#### SHORT PROBLEM:
Identify and reproduce every line holding the string "time".
──────── THE INPUT
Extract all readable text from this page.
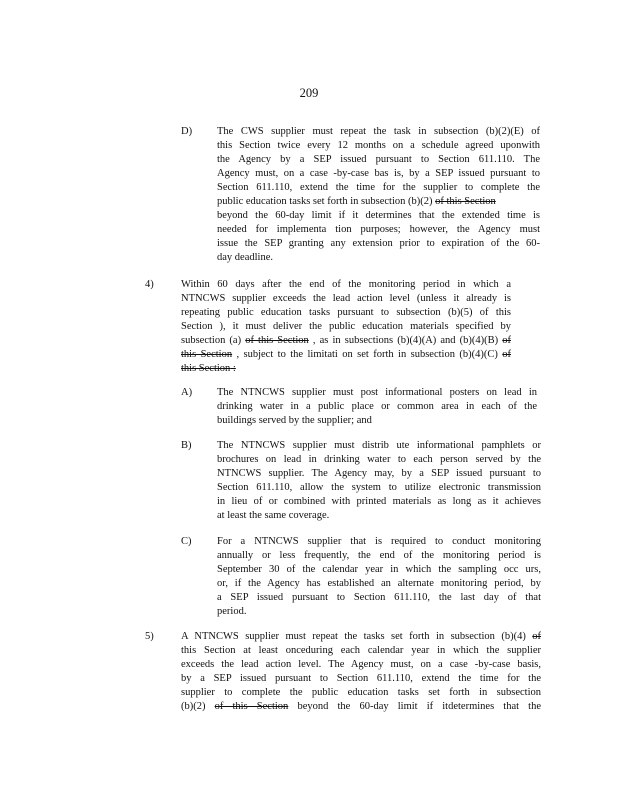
209
D) The CWS supplier must repeat the task in subsection (b)(2)(E) of
this Section twice every 12 months on a schedule agreed uponwith
the Agency by a SEP issued pursuant to Section 611.110. The
Agency must, on a case -by-case bas is, by a SEP issued pursuant to
Section 611.110, extend the time for the supplier to complete the
public education tasks set forth in subsection (b)(2) of this Section
beyond the 60-day limit if it determines that the extended time is
needed for implementa tion purposes; however, the Agency must
issue the SEP granting any extension prior to expiration of the 60-
day deadline.
4)	Within 60 days after the end of the monitoring period in which a
NTNCWS supplier exceeds the lead action level (unless it already is
repeating public education tasks pursuant to subsection (b)(5) of this
Section ), it must deliver the public education materials specified by
subsection (a) of this Section , as in subsections (b)(4)(A) and (b)(4)(B) of
this Section , subject to the limitati on set forth in subsection (b)(4)(C) of
this Section :
A) The NTNCWS supplier must post informational posters on lead in
drinking water in a public place or common area in each of the
buildings served by the supplier; and
B) The NTNCWS supplier must distrib ute informational pamphlets or
brochures on lead in drinking water to each person served by the
NTNCWS supplier. The Agency may, by a SEP issued pursuant to
Section 611.110, allow the system to utilize electronic transmission
in lieu of or combined with printed materials as long as it achieves
at least the same coverage.
C) For a NTNCWS supplier that is required to conduct monitoring
annually or less frequently, the end of the monitoring period is
September 30 of the calendar year in which the sampling occ urs,
or, if the Agency has established an alternate monitoring period, by
a SEP issued pursuant to Section 611.110, the last day of that
period.
5)	A NTNCWS supplier must repeat the tasks set forth in subsection (b)(4) of
this Section at least onceduring each calendar year in which the supplier
exceeds the lead action level. The Agency must, on a case -by-case basis,
by a SEP issued pursuant to Section 611.110, extend the time for the
supplier to complete the public education tasks set forth in subsection
(b)(2) of this Section beyond the 60-day limit if itdetermines that the
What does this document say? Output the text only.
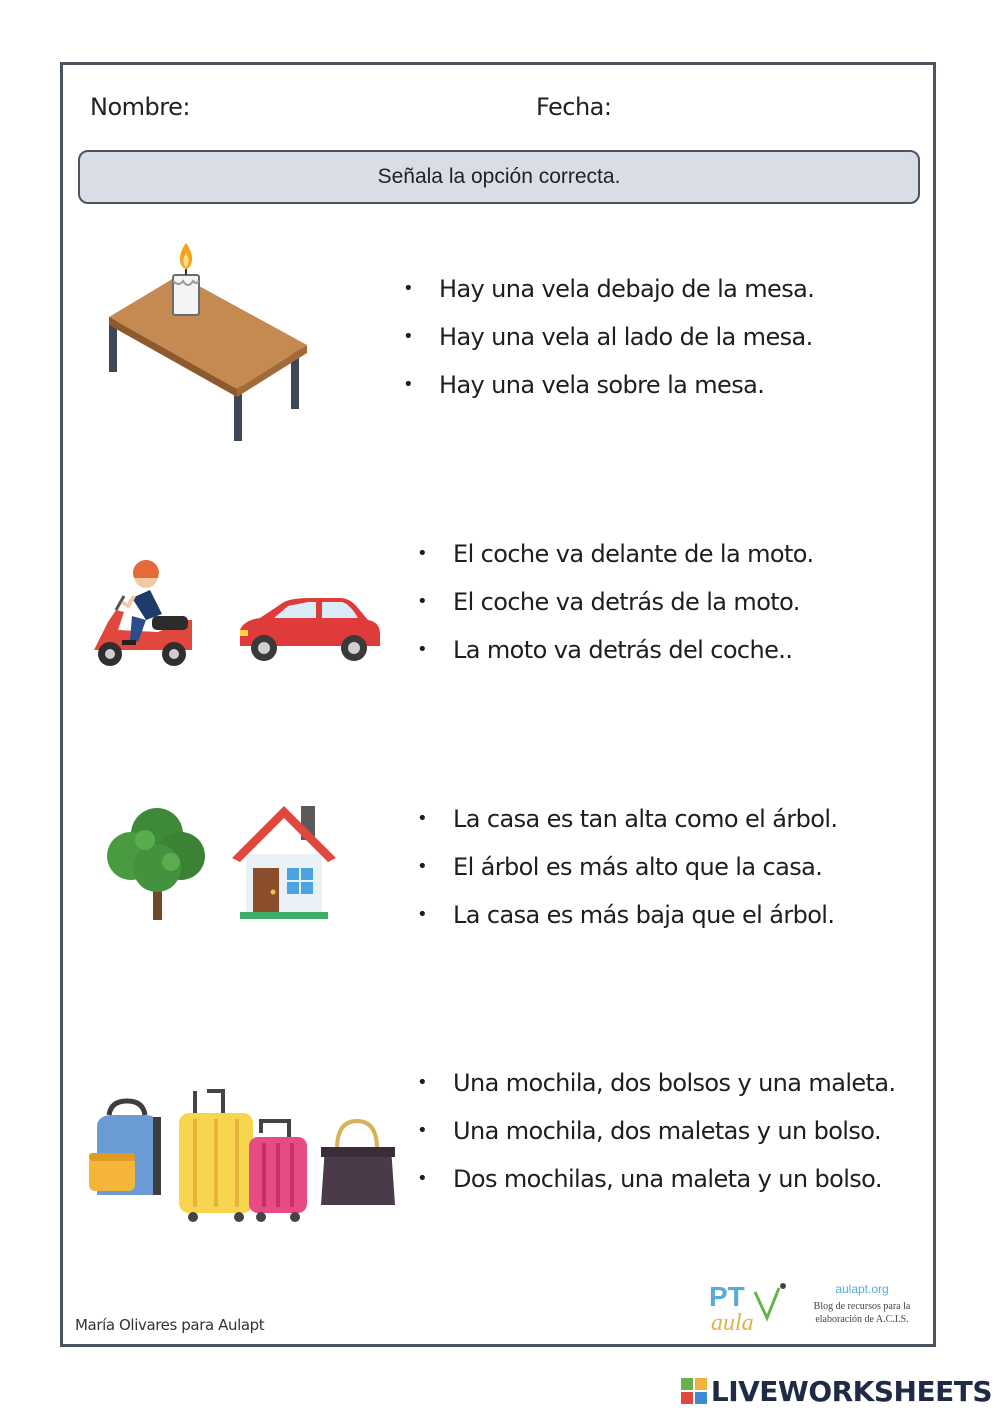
Nombre:	Fecha:
Señala la opción correcta.
• Hay una vela debajo de la mesa.
• Hay una vela al lado de la mesa.
• Hay una vela sobre la mesa.
• El coche va delante de la moto.
• El coche va detrás de la moto.
• La moto va detrás del coche..
• La casa es tan alta como el árbol.
• El árbol es más alto que la casa.
• La casa es más baja que el árbol.
• Una mochila, dos bolsos y una maleta.
• Una mochila, dos maletas y un bolso.
• Dos mochilas, una maleta y un bolso.
María Olivares para Aulapt
PT
aula
aulapt.org
Blog de recursos para la
elaboración de A.C.I.S.
LIVEWORKSHEETS
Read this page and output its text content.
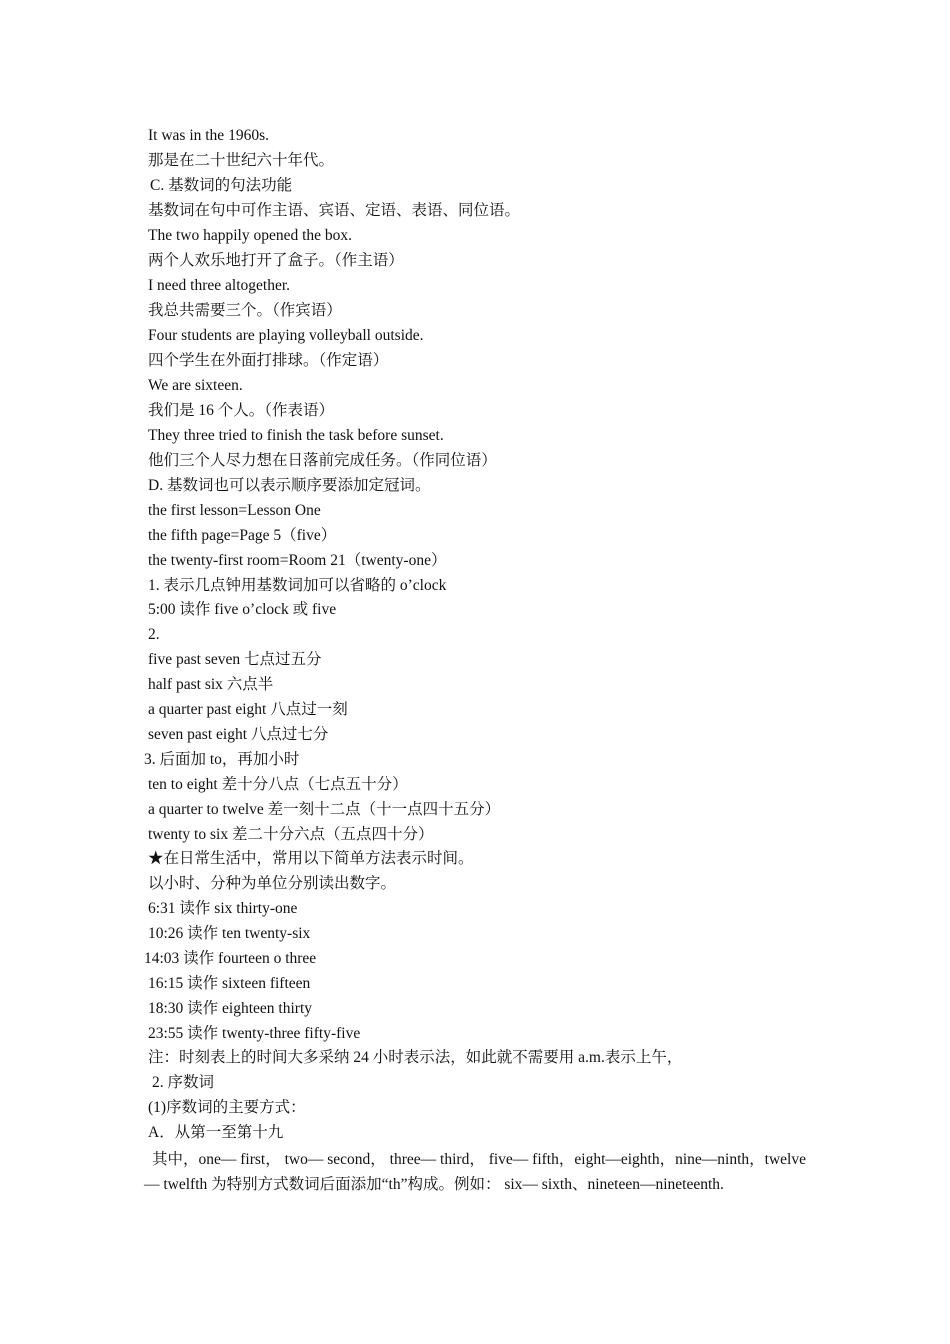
It was in the 1960s.
那是在二十世纪六十年代。
C. 基数词的句法功能
基数词在句中可作主语、宾语、定语、表语、同位语。
The two happily opened the box.
两个人欢乐地打开了盒子。（作主语）
I need three altogether.
我总共需要三个。（作宾语）
Four students are playing volleyball outside.
四个学生在外面打排球。（作定语）
We are sixteen.
我们是 16 个人。（作表语）
They three tried to finish the task before sunset.
他们三个人尽力想在日落前完成任务。（作同位语）
D. 基数词也可以表示顺序要添加定冠词。
the first lesson=Lesson One
the fifth page=Page 5（five）
the twenty-first room=Room 21（twenty-one）
1. 表示几点钟用基数词加可以省略的 o’clock
5:00 读作 five o’clock 或 five
2.
five past seven 七点过五分
half past six 六点半
a quarter past eight 八点过一刻
seven past eight 八点过七分
3. 后面加 to，再加小时
ten to eight 差十分八点（七点五十分）
a quarter to twelve 差一刻十二点（十一点四十五分）
twenty to six 差二十分六点（五点四十分）
★在日常生活中，常用以下简单方法表示时间。
以小时、分种为单位分别读出数字。
6:31 读作 six thirty-one
10:26 读作 ten twenty-six
14:03 读作 fourteen o three
16:15 读作 sixteen fifteen
18:30 读作 eighteen thirty
23:55 读作 twenty-three fifty-five
注：时刻表上的时间大多采纳 24 小时表示法，如此就不需要用 a.m.表示上午，
2. 序数词
(1)序数词的主要方式：
A．从第一至第十九
其中，one— first， two— second， three— third， five— fifth，eight—eighth，nine—ninth，twelve— twelfth 为特别方式数词后面添加“th”构成。例如： six— sixth、nineteen—nineteenth.
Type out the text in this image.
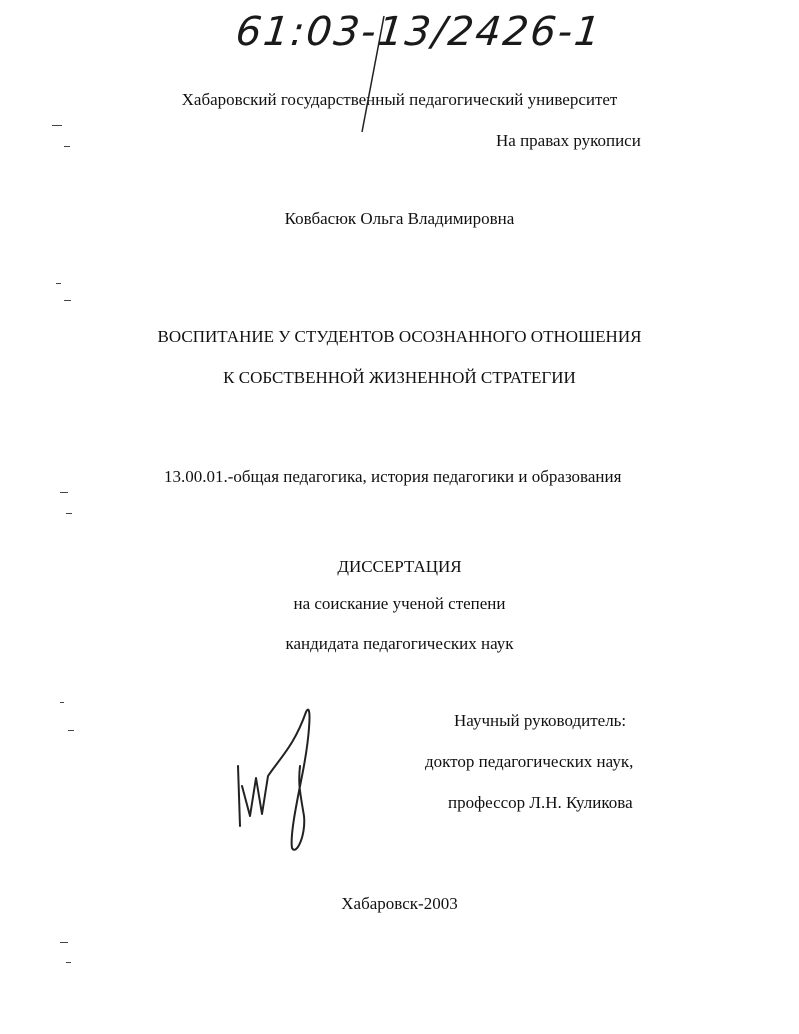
61:03-13/2426-1
Хабаровский государственный педагогический университет
На правах рукописи
Ковбасюк Ольга Владимировна
ВОСПИТАНИЕ У СТУДЕНТОВ ОСОЗНАННОГО ОТНОШЕНИЯ
К СОБСТВЕННОЙ ЖИЗНЕННОЙ СТРАТЕГИИ
13.00.01.-общая педагогика, история педагогики и образования
ДИССЕРТАЦИЯ
на соискание ученой степени
кандидата педагогических наук
Научный руководитель:
доктор педагогических наук,
профессор Л.Н. Куликова
Хабаровск-2003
────────────────
#### EXERCISE RESULT:
Section 611.110, extend the time for the supplier to complete the
beyond the 60-day limit if it determines that the extended time is
by a SEP issued pursuant to Section 611.110, extend the time for the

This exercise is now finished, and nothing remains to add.